▶ [YOUR TASK]
Only the number is needed: how many lines of the records include "background"?

▶ [STORED ROWS]
>> BEGIN
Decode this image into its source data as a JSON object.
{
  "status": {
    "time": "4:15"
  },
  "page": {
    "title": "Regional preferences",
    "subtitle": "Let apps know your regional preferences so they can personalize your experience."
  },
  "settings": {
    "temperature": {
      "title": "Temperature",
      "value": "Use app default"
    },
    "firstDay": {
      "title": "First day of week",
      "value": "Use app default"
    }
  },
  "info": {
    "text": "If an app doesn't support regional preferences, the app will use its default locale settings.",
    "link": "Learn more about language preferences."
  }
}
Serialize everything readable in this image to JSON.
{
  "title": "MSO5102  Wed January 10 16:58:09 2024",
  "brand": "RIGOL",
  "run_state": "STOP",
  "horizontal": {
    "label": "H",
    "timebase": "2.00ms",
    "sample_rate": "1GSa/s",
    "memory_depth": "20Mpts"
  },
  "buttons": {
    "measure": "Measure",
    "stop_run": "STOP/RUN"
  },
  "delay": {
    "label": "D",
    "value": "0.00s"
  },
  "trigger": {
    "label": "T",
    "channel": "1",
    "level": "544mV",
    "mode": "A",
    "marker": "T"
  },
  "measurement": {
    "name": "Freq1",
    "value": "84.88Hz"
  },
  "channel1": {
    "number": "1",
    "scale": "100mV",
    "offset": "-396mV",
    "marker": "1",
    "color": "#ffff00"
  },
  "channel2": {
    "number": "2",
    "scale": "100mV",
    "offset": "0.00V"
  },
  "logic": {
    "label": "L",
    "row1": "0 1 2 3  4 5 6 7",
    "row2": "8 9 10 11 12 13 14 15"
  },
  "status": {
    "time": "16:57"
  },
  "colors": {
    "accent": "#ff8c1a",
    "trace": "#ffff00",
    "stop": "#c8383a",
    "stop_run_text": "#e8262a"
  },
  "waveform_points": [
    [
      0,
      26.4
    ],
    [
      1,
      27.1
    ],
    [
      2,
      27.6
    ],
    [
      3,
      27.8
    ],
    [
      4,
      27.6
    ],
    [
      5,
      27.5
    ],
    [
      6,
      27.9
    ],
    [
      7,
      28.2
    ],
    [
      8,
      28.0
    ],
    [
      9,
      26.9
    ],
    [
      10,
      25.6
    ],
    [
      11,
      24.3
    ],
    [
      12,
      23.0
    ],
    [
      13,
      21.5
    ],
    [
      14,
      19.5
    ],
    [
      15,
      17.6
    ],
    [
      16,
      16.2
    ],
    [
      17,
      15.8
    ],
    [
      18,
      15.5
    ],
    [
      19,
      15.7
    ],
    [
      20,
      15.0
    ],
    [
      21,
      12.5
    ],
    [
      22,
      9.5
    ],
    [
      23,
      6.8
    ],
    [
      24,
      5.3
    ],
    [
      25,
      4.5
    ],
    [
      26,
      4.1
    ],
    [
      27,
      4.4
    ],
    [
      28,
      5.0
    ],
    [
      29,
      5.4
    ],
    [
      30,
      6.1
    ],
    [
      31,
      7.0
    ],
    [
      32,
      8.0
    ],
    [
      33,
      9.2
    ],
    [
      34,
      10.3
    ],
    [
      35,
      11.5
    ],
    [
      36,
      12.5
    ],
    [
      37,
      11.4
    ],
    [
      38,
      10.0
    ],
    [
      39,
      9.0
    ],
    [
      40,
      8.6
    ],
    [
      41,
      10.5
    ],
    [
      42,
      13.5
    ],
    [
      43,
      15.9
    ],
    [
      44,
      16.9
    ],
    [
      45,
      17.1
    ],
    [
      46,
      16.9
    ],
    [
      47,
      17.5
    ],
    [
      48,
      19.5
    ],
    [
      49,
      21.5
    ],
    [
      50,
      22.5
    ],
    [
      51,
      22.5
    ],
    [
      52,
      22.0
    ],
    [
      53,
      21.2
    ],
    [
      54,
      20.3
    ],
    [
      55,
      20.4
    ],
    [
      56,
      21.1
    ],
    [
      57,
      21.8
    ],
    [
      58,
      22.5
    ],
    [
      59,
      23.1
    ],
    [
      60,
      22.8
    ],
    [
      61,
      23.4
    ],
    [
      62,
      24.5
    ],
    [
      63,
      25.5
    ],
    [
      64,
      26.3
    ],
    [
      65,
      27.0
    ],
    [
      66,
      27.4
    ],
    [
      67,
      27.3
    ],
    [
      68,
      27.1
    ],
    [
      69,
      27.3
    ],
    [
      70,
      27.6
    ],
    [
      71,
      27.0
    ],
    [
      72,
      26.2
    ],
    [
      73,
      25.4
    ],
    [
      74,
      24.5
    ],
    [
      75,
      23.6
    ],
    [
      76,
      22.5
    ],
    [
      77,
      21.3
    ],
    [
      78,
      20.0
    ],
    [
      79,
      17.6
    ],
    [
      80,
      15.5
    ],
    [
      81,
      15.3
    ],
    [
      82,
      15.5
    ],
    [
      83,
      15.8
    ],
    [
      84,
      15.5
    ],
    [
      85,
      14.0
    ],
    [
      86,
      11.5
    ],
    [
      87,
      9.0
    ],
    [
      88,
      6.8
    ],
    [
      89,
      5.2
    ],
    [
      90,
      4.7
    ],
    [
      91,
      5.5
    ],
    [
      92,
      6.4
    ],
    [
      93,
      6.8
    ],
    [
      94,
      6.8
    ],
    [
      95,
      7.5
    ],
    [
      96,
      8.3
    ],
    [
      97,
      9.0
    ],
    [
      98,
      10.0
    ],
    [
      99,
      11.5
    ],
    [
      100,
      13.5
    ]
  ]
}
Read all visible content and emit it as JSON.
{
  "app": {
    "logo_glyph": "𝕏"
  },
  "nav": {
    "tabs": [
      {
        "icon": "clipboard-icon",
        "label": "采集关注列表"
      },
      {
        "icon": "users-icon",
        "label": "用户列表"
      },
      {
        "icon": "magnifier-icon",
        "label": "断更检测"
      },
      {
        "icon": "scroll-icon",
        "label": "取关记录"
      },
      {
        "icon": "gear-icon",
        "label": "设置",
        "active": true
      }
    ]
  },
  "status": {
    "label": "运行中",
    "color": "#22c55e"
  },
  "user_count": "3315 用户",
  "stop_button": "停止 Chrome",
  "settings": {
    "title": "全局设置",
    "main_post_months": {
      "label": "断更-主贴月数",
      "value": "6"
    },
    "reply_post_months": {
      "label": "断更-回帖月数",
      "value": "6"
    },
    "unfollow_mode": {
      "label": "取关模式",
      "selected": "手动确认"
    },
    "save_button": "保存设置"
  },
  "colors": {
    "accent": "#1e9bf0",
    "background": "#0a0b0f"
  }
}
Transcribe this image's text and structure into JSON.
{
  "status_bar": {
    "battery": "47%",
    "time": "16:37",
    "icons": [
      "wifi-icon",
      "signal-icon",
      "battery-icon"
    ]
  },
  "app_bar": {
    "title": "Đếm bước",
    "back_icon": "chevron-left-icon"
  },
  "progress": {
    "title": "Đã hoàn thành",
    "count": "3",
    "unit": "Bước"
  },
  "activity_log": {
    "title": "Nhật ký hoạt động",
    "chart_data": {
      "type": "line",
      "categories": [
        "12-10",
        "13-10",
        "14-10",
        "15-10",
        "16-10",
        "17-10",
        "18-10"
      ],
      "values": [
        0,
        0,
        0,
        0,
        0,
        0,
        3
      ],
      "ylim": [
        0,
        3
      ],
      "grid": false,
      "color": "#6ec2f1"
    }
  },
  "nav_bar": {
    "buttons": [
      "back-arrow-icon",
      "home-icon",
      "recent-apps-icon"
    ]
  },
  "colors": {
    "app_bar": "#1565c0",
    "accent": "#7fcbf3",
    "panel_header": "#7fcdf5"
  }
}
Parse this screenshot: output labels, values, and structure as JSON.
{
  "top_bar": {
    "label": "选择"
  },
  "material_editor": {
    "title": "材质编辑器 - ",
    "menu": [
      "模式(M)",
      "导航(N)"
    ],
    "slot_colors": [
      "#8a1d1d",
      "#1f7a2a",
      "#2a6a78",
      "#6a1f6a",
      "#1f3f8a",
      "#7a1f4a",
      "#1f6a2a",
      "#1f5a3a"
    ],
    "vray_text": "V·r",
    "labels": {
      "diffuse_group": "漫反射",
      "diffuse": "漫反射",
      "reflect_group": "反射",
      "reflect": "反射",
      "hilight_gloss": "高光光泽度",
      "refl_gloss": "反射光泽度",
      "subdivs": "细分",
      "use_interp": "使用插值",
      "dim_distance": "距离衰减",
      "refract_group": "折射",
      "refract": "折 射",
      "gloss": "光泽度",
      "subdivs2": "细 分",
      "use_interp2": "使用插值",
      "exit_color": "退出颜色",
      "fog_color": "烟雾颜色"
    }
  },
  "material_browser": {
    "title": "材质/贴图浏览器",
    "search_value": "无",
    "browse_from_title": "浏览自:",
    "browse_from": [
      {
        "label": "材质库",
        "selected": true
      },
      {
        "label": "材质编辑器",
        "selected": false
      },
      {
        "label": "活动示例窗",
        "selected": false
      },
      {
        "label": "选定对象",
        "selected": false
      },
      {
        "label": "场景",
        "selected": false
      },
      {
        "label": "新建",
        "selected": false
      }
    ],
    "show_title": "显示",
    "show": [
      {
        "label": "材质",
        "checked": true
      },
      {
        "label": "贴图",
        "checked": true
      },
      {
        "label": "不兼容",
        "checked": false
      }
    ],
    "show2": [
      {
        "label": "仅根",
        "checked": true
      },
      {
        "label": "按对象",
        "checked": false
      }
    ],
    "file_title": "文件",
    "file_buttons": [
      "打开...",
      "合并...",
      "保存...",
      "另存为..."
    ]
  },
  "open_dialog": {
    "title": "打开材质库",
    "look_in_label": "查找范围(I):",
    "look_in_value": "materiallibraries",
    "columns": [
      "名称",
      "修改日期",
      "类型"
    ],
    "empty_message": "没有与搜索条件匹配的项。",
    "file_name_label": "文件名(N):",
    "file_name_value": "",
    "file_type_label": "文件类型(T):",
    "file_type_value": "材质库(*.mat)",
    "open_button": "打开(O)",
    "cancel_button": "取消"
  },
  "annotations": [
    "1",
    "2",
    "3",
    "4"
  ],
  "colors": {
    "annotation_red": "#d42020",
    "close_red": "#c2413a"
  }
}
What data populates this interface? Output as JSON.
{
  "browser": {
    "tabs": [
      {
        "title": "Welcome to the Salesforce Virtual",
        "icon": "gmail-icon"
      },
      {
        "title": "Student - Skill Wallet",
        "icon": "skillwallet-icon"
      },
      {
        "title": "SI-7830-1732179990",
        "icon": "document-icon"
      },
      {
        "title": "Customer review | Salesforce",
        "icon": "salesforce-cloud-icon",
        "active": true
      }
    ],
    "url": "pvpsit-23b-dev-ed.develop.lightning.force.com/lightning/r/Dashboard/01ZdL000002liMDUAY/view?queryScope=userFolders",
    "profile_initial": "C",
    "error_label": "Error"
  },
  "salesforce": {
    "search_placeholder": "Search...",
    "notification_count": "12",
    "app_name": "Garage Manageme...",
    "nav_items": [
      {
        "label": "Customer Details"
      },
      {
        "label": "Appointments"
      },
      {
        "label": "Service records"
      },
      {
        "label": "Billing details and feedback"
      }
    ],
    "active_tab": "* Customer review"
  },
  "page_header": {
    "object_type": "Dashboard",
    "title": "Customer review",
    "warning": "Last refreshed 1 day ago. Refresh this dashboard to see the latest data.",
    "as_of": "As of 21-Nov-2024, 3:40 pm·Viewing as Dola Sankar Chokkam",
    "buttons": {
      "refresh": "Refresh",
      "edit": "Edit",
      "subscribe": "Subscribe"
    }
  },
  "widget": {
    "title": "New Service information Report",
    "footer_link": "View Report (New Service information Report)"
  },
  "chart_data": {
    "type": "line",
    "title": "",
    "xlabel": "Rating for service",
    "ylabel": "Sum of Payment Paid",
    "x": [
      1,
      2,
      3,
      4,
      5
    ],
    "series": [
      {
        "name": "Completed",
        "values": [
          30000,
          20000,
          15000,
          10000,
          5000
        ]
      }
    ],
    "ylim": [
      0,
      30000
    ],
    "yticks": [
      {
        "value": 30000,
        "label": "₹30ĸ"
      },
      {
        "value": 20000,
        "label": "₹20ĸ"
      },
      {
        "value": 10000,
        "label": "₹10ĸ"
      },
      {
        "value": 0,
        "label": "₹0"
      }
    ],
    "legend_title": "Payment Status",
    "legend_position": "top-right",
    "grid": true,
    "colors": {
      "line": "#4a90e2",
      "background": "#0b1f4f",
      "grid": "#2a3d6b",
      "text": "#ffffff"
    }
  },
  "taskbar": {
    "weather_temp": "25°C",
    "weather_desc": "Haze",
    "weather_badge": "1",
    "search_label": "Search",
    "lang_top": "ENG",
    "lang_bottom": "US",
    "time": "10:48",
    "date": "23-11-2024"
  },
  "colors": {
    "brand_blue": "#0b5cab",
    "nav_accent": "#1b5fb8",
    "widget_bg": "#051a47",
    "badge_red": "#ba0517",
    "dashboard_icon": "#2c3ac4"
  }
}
>> END
▶ [SOLUTION BELOW]
2